## start Provided records

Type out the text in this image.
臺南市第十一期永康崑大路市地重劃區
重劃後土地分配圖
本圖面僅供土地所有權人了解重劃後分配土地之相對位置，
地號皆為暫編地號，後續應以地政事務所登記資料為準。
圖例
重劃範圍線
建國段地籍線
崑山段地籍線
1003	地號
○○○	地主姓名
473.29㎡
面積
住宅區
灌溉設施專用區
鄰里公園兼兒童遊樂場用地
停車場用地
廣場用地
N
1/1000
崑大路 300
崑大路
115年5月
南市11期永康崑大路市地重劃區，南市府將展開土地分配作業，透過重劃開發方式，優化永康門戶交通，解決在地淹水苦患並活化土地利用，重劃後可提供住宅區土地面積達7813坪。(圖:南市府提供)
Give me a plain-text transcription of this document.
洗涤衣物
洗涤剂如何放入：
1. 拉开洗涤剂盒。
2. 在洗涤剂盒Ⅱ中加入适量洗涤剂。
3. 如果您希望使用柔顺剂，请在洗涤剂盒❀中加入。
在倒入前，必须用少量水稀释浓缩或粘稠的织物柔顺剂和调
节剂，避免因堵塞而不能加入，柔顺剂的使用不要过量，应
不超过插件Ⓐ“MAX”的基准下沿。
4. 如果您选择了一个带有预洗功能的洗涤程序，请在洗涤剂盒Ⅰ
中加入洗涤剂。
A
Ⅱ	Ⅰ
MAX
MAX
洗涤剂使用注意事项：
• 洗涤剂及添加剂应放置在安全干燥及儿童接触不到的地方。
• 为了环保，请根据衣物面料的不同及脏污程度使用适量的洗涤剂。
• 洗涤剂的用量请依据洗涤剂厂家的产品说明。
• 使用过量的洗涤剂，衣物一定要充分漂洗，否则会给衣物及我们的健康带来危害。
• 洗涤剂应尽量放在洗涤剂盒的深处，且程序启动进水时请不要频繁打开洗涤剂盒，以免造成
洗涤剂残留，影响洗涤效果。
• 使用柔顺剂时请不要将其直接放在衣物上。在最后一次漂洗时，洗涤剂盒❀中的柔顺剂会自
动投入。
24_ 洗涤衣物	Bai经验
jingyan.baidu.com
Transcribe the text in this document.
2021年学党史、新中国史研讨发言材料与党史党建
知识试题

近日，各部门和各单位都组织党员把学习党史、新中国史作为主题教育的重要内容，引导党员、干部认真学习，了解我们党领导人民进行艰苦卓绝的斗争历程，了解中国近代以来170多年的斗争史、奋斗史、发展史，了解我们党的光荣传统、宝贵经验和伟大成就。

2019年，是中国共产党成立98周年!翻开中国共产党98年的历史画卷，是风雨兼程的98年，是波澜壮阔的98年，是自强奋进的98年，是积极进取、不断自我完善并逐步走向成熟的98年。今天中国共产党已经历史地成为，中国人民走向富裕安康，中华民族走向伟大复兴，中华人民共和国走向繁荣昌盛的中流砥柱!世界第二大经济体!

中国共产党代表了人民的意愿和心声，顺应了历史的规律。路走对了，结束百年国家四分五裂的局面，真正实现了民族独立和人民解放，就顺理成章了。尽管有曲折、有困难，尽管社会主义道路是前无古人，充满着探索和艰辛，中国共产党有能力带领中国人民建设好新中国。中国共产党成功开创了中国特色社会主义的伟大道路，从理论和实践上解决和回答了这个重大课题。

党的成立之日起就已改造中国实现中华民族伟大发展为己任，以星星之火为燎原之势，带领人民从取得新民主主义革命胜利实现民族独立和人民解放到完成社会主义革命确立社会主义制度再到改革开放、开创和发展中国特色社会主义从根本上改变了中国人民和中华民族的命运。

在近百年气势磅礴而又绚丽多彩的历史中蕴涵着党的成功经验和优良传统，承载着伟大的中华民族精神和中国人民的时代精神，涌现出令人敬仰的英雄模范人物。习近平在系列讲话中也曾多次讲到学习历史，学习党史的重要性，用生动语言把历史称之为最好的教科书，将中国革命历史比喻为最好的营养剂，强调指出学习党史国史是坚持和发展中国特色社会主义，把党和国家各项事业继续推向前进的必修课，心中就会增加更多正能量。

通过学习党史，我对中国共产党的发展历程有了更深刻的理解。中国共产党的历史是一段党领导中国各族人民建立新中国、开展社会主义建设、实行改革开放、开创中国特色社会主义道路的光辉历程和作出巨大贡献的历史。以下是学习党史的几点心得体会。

## end Provided records

Goal:
Where a line holds "this", copy that line.

Answer to the task:
Type out the text in this image.
Give me a plain-text transcription of this document.
Transcribe the text in this document.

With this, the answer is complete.